◆ **Entries supplied**:
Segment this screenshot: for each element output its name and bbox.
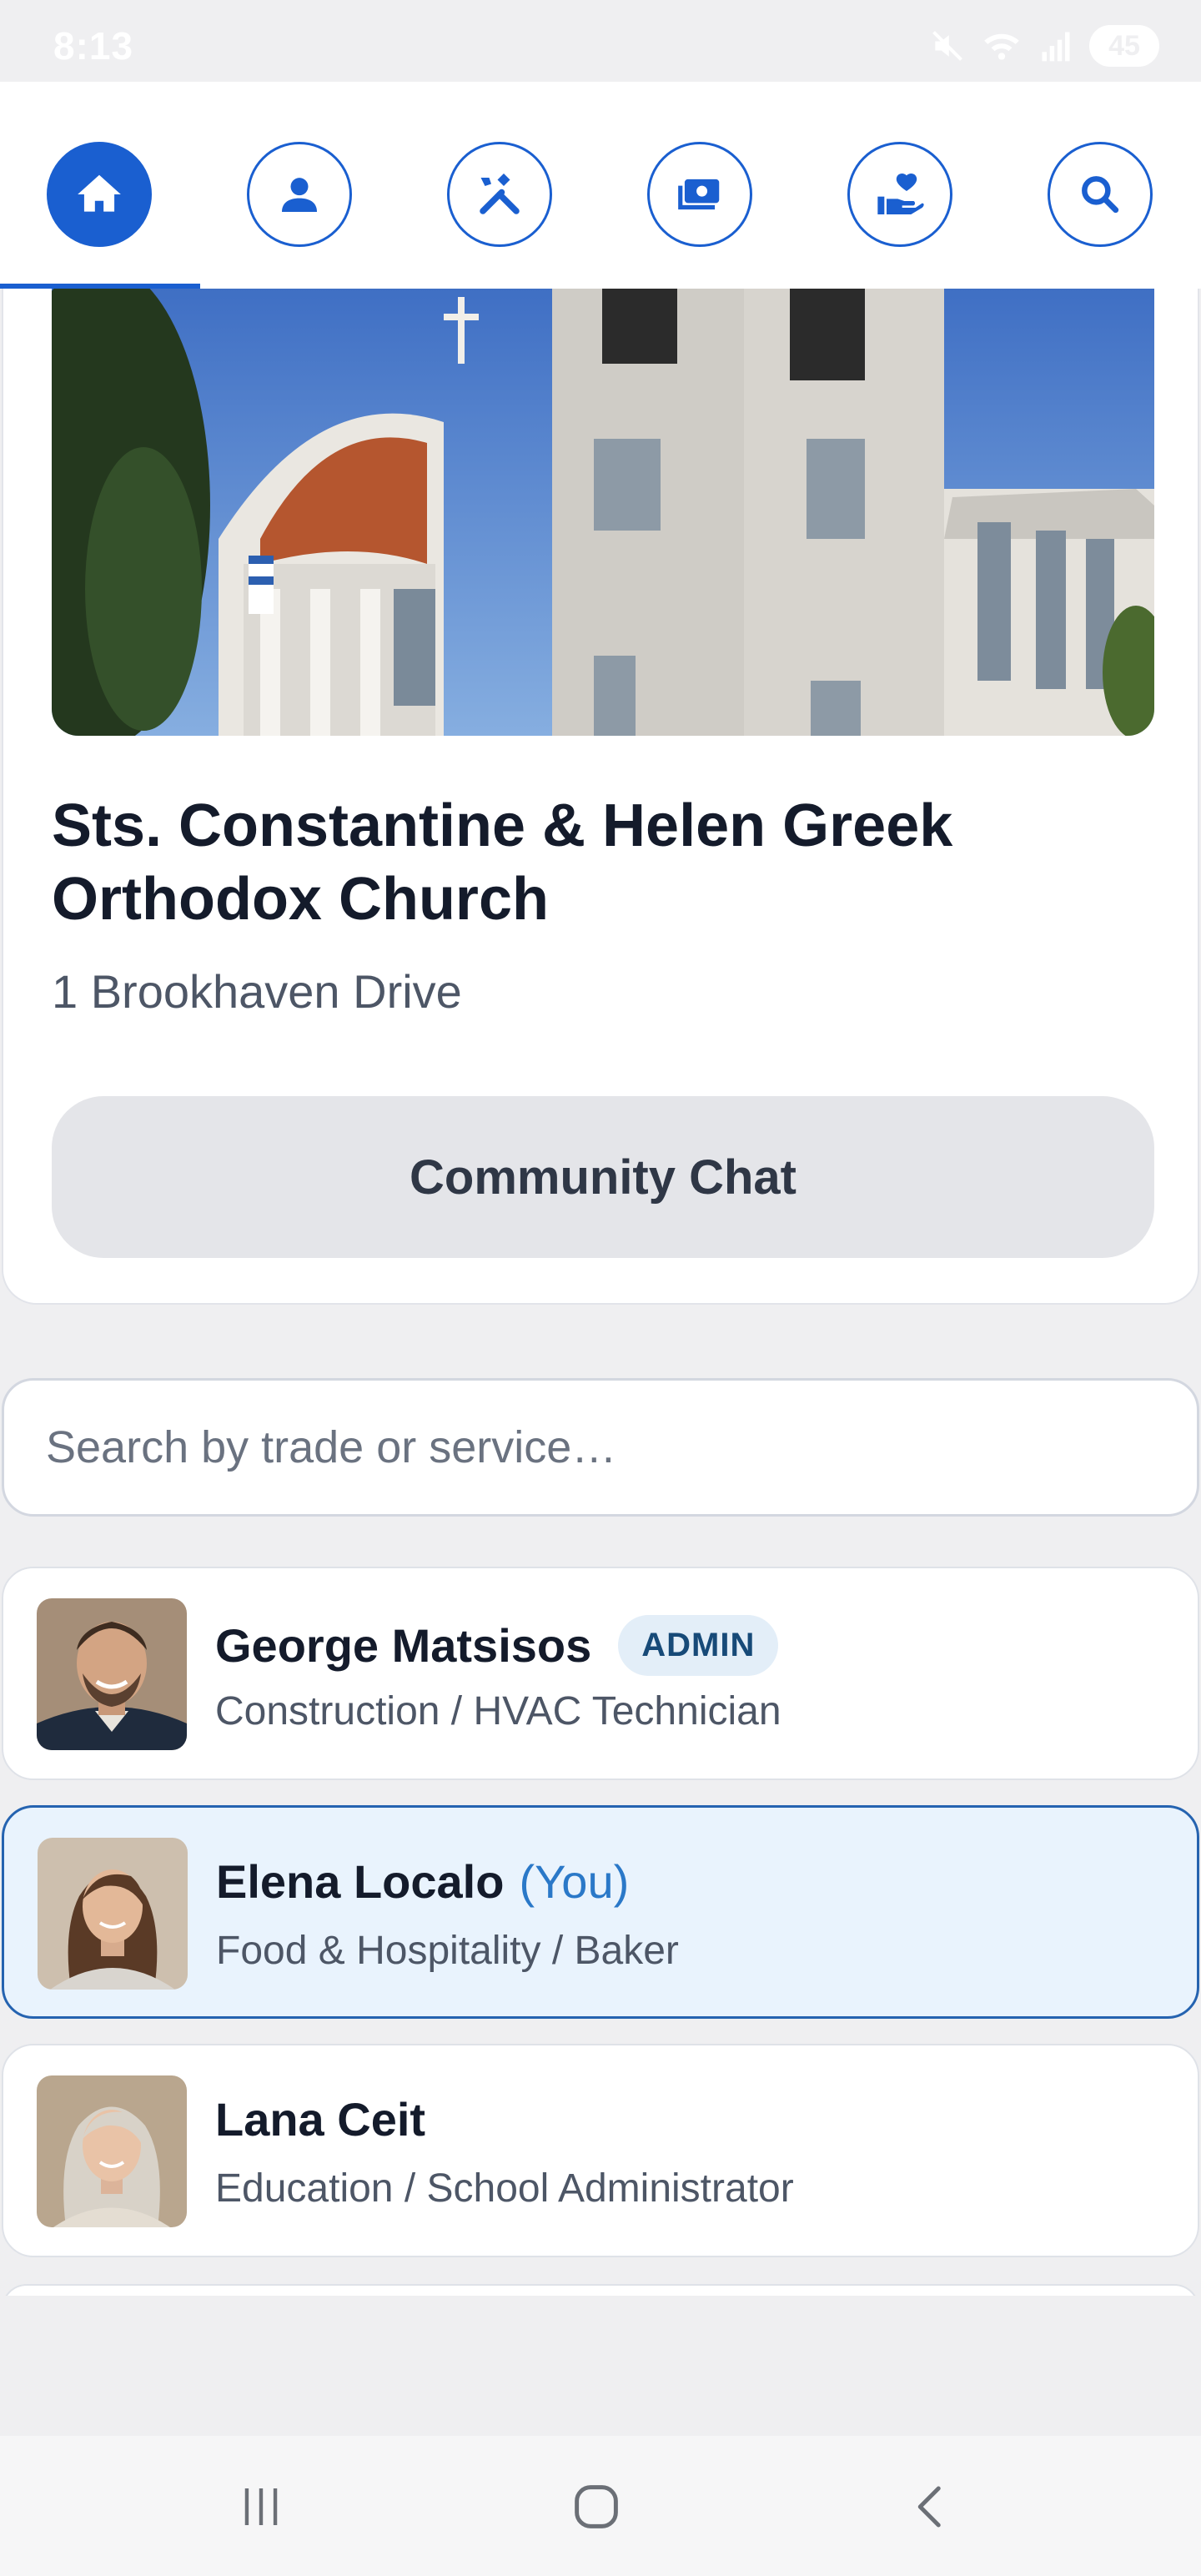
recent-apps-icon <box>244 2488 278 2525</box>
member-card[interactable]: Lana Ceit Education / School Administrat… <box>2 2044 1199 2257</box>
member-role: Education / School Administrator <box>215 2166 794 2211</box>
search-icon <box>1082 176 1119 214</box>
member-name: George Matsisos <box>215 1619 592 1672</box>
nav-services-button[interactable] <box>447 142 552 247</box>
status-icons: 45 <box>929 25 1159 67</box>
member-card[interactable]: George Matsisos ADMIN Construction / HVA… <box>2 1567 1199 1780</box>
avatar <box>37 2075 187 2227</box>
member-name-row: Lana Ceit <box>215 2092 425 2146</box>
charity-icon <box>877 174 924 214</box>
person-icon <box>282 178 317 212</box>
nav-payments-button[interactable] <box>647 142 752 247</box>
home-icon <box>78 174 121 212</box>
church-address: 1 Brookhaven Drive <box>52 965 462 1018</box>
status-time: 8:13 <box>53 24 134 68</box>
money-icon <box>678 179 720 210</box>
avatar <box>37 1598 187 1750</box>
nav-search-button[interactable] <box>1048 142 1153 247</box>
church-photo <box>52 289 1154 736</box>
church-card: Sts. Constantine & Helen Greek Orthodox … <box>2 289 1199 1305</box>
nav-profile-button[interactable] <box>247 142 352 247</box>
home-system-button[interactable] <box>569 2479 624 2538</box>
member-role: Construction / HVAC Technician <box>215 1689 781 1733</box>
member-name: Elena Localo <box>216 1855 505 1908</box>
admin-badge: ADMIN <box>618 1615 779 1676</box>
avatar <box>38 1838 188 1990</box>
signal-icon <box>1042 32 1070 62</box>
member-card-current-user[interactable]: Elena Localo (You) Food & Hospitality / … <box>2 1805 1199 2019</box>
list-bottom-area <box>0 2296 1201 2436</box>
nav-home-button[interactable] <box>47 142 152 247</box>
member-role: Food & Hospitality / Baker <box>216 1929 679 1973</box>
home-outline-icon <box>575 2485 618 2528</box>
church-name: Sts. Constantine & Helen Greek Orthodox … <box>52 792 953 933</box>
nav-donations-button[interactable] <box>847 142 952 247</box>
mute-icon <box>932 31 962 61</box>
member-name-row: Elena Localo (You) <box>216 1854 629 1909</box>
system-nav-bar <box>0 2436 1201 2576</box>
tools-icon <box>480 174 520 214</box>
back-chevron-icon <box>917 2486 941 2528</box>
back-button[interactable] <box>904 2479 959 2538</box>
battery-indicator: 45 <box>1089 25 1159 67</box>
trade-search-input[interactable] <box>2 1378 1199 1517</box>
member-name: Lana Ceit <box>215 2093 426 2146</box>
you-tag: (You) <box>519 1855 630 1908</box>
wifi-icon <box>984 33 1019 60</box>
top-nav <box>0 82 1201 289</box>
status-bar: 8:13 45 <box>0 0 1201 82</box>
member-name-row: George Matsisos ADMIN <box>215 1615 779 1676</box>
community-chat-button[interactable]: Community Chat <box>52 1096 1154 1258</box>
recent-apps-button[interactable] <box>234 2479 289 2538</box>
==
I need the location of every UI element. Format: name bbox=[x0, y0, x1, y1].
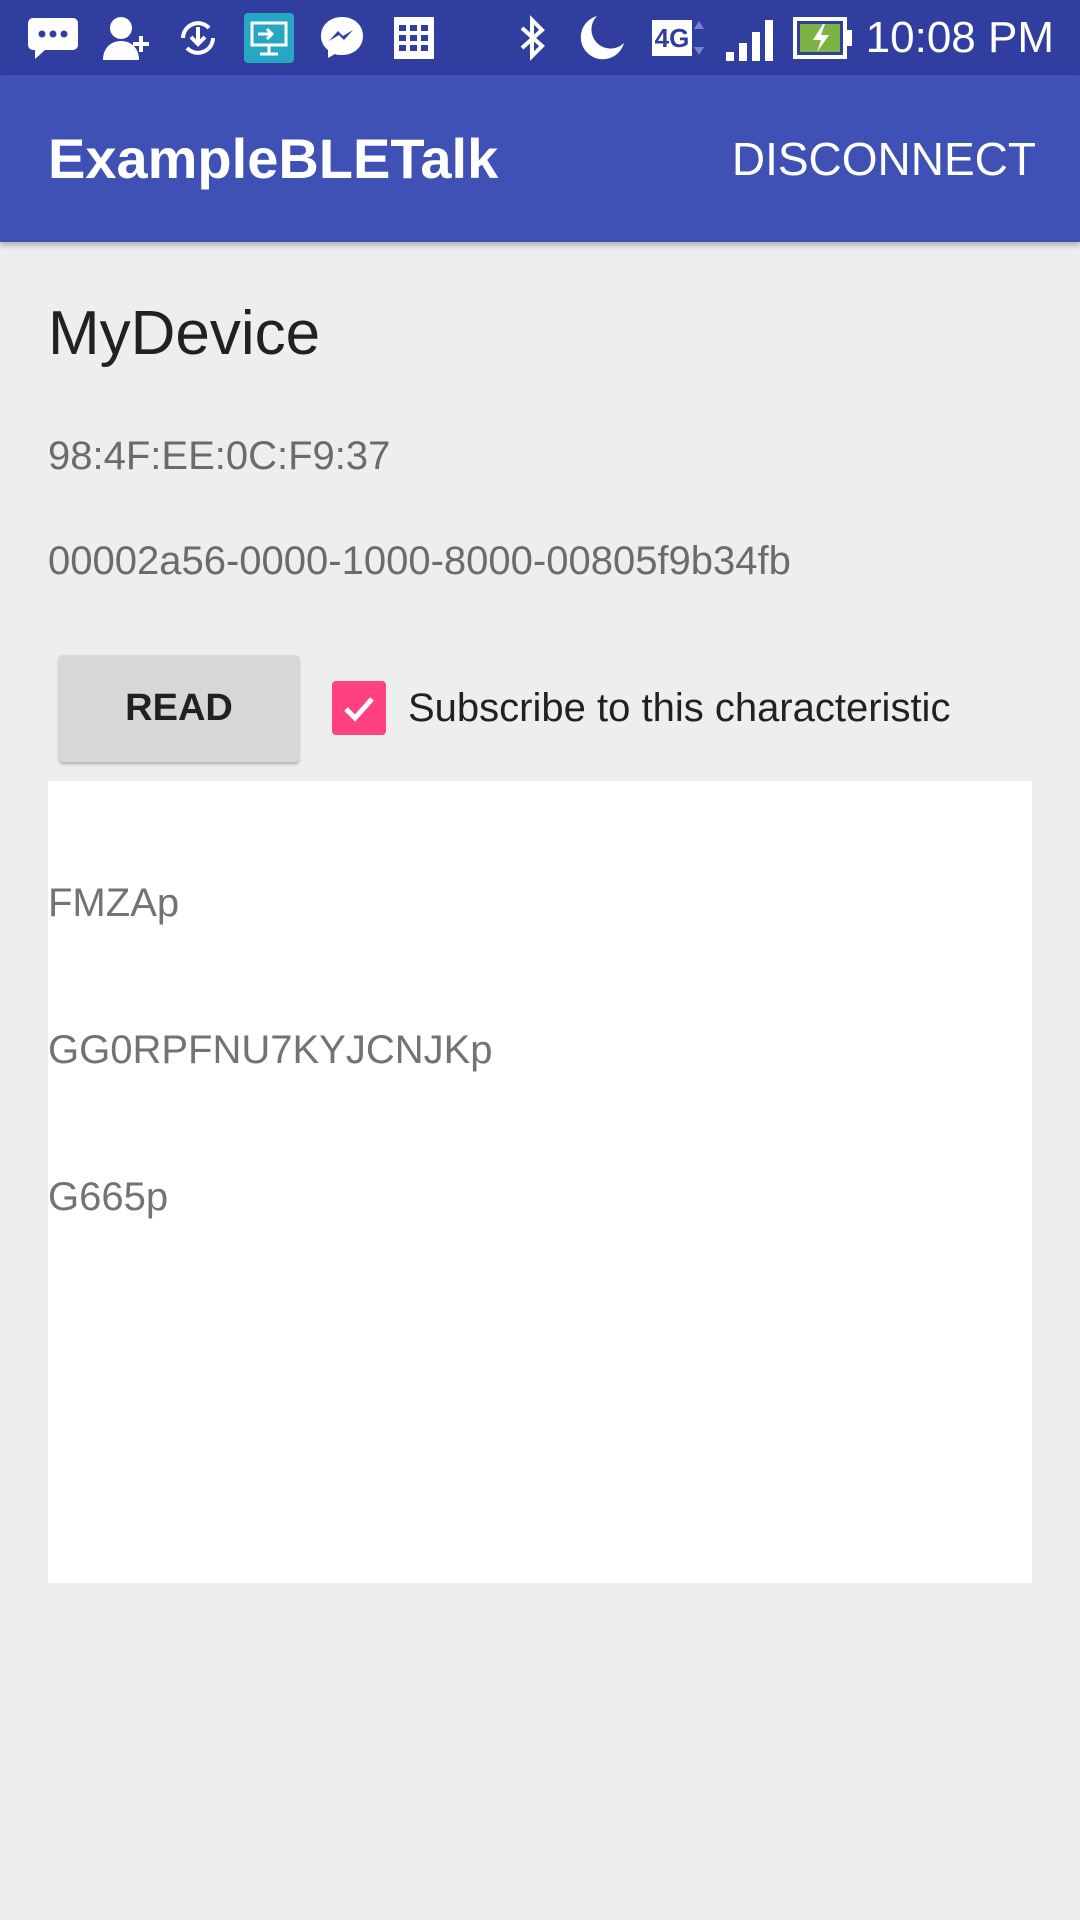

◆ **Exercise**: Rewrite the material between the lines holding "Segment this screenshot: for" and "status-icons: 45 <box>929 25 1159 67</box>", inclusive, with "member-card" changed to "profile-card" and nothing else altered. Leave the pictures out of your answer.

◆ **Written answer**:
Segment this screenshot: for each element output its name and bbox.
recent-apps-icon <box>244 2488 278 2525</box>
profile-card[interactable]: Lana Ceit Education / School Administrat… <box>2 2044 1199 2257</box>
member-role: Education / School Administrator <box>215 2166 794 2211</box>
search-icon <box>1082 176 1119 214</box>
member-name: George Matsisos <box>215 1619 592 1672</box>
nav-services-button[interactable] <box>447 142 552 247</box>
status-icons: 45 <box>929 25 1159 67</box>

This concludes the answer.